**PASSAGE GIVEN:**
Screenshot: Rockstar Games

After months of rumors, speculation, leaks, and teasers, Rockstar finally released the remastered Grand Theft Auto: The Trilogy – Definitive Edition collection yesterday. It landed with a thud as players encountered and documented countless visual bugs, gameplay glitches, and odd changes to models and textures. Even viewed in a vacuum, this state of affairs is disappointing, especially considering the $60 price tag attached to the collection. But looking at the bigger picture, it gets even worse. These busted remasters seemingly led to the removal of a ton of classic GTA mods, and the original versions of GTA III, Vice City, and San Andreas. With that context added, it becomes a much more frustrating situation, and one which likely doesn’t have a happy ending.

Before Rockstar officially announced the GTA remasters, fans speculated about them for months due to random leakers and insiders on various forums hinting about their possible existence. Around this same time in the summer of 2021, Rockstar and Take-Two Interactive began targeting and removing mods that were related to the classic PS2 games, including popular mods like Vice Cry, which ported Vice City to the GTA V engine. The companies also sued the devs behind a project aiming to release the reverse-engineered source code for Vice City and GTA III, which would have allowed folks to more easily port and tweak these older games.

**STORED ROWS:**

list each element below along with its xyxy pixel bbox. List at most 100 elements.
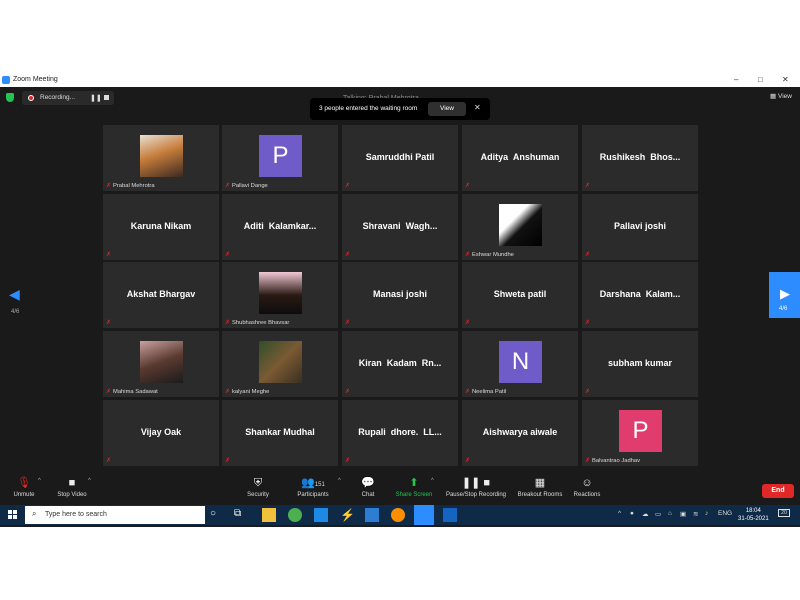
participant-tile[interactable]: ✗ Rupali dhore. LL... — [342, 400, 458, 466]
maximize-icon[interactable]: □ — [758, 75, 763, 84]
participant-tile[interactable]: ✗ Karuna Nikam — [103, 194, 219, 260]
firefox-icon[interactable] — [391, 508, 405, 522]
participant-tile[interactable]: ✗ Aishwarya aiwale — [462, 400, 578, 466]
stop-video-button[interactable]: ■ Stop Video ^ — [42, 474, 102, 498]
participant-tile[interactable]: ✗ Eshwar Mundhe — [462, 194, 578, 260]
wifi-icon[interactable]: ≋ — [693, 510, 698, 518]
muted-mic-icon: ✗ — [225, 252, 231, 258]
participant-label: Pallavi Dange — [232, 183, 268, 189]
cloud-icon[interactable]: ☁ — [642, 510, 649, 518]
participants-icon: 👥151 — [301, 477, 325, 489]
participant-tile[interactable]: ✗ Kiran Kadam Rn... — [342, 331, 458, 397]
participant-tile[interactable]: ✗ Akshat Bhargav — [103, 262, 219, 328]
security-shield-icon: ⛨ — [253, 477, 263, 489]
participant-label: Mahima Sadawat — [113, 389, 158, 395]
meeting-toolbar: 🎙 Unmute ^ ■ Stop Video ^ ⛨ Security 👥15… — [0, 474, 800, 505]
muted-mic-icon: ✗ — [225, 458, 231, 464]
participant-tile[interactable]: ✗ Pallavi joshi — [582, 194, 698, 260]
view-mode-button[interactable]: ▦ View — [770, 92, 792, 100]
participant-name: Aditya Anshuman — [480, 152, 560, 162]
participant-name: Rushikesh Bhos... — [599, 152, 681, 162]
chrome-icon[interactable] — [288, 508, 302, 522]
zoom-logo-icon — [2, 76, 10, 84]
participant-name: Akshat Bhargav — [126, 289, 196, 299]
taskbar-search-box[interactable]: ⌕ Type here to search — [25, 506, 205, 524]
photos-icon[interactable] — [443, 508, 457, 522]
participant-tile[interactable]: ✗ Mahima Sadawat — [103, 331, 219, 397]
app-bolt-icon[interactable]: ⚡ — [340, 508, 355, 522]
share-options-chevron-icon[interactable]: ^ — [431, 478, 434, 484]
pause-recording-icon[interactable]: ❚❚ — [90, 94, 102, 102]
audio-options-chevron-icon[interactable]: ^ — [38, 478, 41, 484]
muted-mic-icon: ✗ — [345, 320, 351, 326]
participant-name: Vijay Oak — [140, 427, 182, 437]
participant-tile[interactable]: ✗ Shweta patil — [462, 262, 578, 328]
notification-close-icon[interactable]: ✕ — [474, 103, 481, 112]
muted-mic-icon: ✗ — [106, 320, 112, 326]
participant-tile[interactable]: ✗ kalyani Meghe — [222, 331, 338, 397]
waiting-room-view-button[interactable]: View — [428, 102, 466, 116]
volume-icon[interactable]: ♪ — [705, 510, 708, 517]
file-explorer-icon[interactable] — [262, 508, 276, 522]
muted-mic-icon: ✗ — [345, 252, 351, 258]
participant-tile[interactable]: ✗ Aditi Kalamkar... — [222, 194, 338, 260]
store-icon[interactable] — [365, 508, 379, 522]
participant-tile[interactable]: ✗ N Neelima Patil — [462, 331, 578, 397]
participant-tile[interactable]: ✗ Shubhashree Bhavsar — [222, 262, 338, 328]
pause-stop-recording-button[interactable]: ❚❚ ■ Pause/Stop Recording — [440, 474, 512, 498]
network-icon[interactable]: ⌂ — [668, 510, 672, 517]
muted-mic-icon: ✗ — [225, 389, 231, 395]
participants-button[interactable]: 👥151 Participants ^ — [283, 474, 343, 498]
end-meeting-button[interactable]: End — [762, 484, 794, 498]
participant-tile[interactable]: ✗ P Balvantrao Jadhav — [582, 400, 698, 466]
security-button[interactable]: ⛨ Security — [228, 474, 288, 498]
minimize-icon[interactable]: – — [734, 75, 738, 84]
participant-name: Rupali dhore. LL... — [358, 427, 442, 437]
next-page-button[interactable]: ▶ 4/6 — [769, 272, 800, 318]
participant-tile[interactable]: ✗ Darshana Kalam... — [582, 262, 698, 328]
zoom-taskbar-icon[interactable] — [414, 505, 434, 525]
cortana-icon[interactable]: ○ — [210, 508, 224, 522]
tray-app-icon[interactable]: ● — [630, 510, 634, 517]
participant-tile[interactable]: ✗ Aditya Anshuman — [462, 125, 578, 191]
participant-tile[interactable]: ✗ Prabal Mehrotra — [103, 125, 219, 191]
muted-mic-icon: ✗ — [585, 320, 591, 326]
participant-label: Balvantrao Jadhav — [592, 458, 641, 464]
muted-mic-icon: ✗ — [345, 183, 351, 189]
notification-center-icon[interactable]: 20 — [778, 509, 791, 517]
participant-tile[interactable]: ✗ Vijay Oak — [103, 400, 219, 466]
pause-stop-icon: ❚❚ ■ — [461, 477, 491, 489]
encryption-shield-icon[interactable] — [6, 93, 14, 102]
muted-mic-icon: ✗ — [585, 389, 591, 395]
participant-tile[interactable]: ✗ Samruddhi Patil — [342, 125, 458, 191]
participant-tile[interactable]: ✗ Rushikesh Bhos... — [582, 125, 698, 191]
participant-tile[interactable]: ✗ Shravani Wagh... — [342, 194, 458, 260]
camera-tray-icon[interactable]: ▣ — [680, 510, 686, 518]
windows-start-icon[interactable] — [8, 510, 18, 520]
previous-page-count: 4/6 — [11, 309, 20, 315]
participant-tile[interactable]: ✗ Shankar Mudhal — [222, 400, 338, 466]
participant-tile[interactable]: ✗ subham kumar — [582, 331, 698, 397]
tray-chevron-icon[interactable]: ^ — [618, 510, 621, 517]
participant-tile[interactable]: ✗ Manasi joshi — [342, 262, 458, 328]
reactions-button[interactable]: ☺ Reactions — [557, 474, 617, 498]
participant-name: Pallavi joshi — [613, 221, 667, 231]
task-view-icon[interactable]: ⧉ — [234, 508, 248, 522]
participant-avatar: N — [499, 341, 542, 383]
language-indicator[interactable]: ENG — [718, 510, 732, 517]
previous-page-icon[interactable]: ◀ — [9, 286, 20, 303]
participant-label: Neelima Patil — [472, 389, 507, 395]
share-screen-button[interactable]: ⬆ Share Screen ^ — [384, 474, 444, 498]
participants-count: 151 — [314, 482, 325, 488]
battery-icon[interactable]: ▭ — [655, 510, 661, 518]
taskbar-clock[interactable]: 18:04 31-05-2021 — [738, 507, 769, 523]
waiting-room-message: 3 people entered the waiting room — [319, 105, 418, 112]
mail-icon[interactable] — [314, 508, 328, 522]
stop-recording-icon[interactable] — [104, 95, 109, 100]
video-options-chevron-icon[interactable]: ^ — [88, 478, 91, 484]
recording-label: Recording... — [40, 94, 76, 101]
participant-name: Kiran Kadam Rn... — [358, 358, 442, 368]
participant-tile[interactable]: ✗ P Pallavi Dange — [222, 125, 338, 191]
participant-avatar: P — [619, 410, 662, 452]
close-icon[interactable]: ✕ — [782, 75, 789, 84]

--

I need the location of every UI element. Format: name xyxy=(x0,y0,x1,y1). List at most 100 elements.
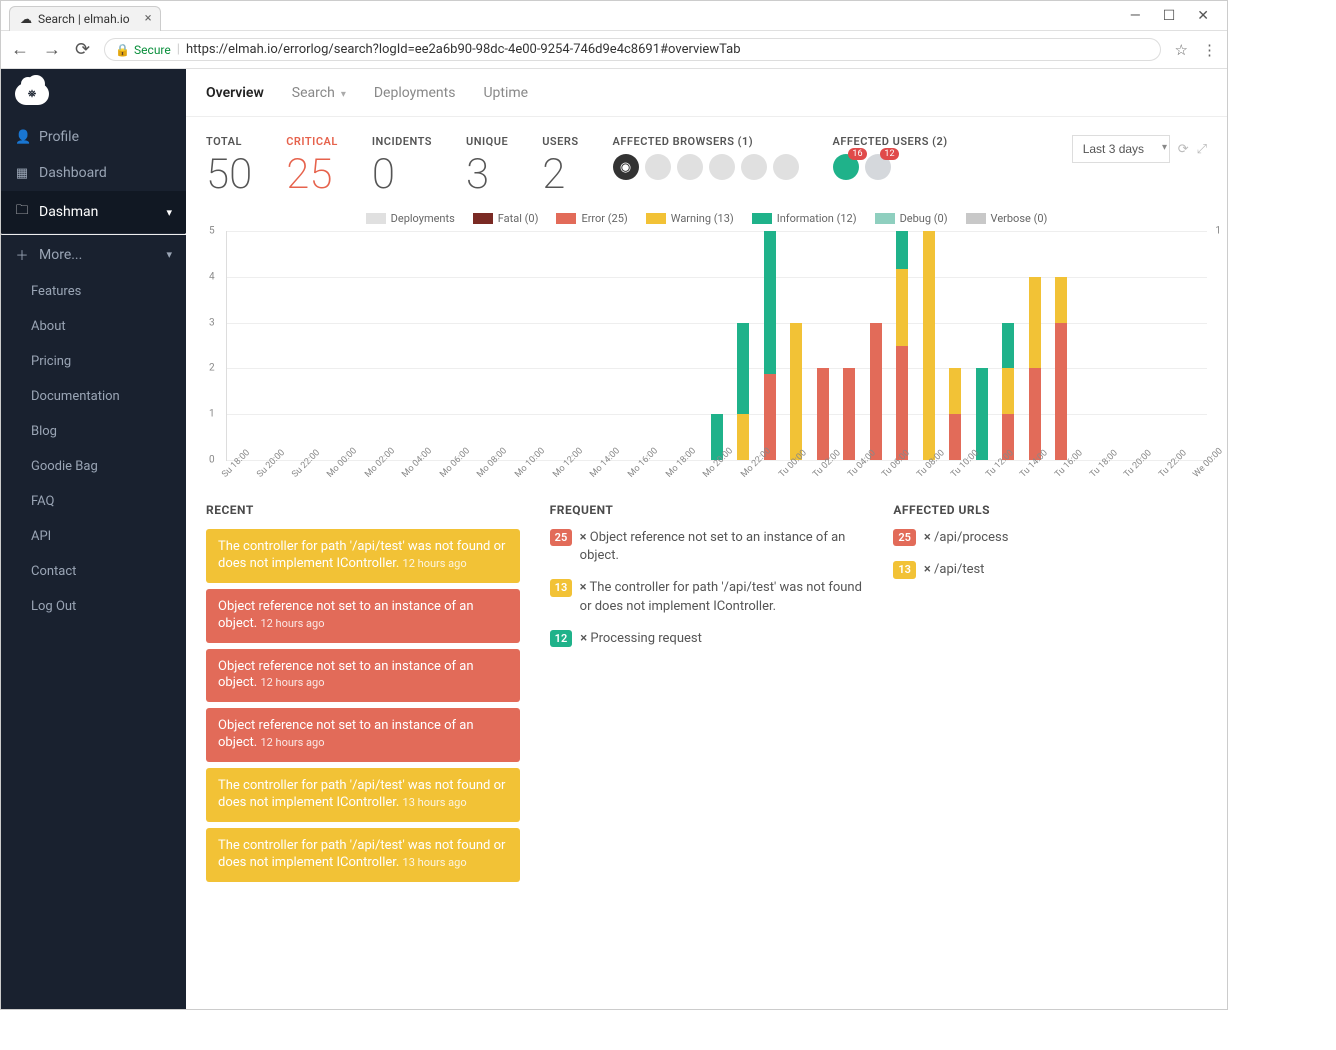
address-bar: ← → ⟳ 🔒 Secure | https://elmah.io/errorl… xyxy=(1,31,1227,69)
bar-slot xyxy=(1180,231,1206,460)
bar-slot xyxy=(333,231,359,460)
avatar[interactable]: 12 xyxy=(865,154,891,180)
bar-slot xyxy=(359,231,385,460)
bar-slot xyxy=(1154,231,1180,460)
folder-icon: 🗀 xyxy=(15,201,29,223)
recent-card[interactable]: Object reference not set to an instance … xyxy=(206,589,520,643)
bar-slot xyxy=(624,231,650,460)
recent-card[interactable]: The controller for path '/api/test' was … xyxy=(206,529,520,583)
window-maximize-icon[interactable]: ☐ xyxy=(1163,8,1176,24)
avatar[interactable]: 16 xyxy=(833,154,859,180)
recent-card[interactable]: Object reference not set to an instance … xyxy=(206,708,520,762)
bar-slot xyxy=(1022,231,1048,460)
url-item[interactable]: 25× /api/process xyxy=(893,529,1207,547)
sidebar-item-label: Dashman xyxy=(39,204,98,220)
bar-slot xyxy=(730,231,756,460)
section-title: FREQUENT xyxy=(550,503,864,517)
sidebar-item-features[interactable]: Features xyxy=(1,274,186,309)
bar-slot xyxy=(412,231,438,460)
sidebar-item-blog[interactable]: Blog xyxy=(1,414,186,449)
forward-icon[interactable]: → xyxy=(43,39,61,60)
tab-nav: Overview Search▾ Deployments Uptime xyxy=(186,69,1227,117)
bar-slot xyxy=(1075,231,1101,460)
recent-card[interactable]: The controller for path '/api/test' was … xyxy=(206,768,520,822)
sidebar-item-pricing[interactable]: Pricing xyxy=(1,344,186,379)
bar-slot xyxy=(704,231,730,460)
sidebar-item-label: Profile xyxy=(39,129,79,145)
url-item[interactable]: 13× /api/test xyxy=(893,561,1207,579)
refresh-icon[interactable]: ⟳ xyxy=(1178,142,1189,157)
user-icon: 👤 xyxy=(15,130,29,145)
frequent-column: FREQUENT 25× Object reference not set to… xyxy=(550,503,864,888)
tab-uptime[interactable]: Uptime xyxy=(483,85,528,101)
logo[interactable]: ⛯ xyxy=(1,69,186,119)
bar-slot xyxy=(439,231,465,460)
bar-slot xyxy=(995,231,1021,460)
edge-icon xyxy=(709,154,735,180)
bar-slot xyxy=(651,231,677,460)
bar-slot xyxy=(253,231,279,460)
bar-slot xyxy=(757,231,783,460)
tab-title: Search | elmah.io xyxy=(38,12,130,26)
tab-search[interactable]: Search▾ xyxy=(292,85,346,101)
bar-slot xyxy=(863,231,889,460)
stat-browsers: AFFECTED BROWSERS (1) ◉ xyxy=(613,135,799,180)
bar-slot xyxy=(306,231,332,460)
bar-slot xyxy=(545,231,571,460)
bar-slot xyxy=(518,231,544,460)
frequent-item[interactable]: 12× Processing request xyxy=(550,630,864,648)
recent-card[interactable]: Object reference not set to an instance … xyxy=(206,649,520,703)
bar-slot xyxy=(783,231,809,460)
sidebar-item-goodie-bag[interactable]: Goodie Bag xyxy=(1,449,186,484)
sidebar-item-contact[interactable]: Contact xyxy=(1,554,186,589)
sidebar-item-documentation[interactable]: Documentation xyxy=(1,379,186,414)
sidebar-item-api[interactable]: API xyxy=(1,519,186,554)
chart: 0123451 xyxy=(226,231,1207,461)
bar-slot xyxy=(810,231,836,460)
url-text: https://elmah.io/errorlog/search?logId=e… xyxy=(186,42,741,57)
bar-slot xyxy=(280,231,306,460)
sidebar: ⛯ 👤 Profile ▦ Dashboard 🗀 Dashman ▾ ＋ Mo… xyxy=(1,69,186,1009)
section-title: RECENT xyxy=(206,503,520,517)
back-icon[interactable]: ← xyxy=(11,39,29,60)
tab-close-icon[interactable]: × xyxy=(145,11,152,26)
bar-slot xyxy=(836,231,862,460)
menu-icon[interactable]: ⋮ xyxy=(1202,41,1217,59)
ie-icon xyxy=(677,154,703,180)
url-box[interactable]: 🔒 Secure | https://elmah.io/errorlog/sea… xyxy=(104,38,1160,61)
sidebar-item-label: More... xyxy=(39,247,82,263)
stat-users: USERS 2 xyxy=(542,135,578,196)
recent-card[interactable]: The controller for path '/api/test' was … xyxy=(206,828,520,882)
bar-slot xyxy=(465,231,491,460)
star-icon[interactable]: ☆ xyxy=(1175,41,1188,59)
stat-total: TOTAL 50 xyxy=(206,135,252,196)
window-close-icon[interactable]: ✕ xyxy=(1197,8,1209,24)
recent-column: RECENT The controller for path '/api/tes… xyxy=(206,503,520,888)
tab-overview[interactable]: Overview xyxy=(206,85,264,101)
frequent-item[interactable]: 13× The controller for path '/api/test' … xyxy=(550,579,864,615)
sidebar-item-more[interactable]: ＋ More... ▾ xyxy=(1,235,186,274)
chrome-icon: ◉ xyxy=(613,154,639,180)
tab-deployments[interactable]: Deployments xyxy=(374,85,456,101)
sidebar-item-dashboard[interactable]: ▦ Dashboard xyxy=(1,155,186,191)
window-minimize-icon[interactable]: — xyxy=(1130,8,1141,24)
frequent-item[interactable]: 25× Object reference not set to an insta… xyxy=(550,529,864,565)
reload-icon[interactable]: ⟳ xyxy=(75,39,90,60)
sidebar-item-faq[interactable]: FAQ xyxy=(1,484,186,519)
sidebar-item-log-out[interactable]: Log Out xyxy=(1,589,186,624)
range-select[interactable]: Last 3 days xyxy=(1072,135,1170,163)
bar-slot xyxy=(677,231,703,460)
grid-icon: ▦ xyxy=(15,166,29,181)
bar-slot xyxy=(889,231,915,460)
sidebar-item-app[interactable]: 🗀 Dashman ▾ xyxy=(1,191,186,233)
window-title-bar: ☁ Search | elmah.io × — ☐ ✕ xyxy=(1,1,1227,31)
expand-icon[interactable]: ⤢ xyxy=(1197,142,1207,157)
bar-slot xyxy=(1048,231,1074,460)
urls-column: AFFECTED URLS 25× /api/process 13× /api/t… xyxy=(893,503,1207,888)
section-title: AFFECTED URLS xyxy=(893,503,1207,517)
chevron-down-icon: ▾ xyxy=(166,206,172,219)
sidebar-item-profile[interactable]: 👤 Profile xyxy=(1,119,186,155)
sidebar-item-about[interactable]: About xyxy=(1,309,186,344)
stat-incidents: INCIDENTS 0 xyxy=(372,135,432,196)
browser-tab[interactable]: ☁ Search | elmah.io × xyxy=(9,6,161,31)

**EXERCISE 1:**
From the passage on the Grand Theft Auto remasters, copy everything from "Before Rockstar officially" down to "these older games.".
**EXERCISE 2:**
Summarize the passage on the Grand Theft Auto remasters in two sentences.
**EXERCISE 3:**
Go on with the passage on the Grand Theft Auto remasters, starting after its final sentence.

**TASK ANSWER 1:**
Before Rockstar officially announced the GTA remasters, fans speculated about them for months due to random leakers and insiders on various forums hinting about their possible existence. Around this same time in the summer of 2021, Rockstar and Take-Two Interactive began targeting and removing mods that were related to the classic PS2 games, including popular mods like Vice Cry, which ported Vice City to the GTA V engine. The companies also sued the devs behind a project aiming to release the reverse-engineered source code for Vice City and GTA III, which would have allowed folks to more easily port and tweak these older games.

**TASK ANSWER 2:**
Rockstar released the $60 Grand Theft Auto: The Trilogy – Definitive Edition, which players found full of visual bugs, gameplay glitches, and odd changes to models and textures. The remasters also seemingly led to the removal of many classic GTA mods and of the original versions of GTA III, Vice City, and San Andreas, after Rockstar and Take-Two Interactive began removing related mods in the summer of 2021 and sued the developers of a project to release reverse-engineered source code for Vice City and GTA III.

**TASK ANSWER 3:**
And because fans had already been speculating that GTA remasters were in the works, and all of these mods were related to those games—often improving them or making them easier to play—many connected the dots and concluded that Take-Two Interactive was clearing the runway ahead of its own official remakes. However, Take-Two and Rockstar have yet to confirm why any of the mods or fan projects were sent DMCA takedowns or lawsuits.

The reasons why didn’t matter to some modders, as many began removing old content or shutting down mods out of fear of legal threats and attacks from Take-Two. In September, shortly after Kotaku reported that Rockstar was indeed developing GTA remasters, the devs behind GTA Underground killed the mod after six years, citing increased “hostility towards the modding community” as well as “imminent danger to our mental and financial well-being.”

As you might expect, modders were furious with Rockstar and Take-Two for attacking mods and fan creators after years and years of letting them tinker with classic GTA games. Many expressed frustration that, after helping to keep games like GTA III playable and popular after 20 years, Rockstar didn’t reach out to modders to ask for help or support with the remasters, but instead lashed out using lawyers and legal notices. It rubbed many the wrong way.

On top of all of this, Rockstar also made the decision to remove the original GTA games from console and PC storefronts, with little warning and no assurance that these classics will ever return. So fans and the GTA community are left with these remasters and not much else. Considering the sorry state of these remasters, many are hoping that modders might once again save the day with free labor and passion. However, that might not happen either, after all the legal issues and takedowns over the past year.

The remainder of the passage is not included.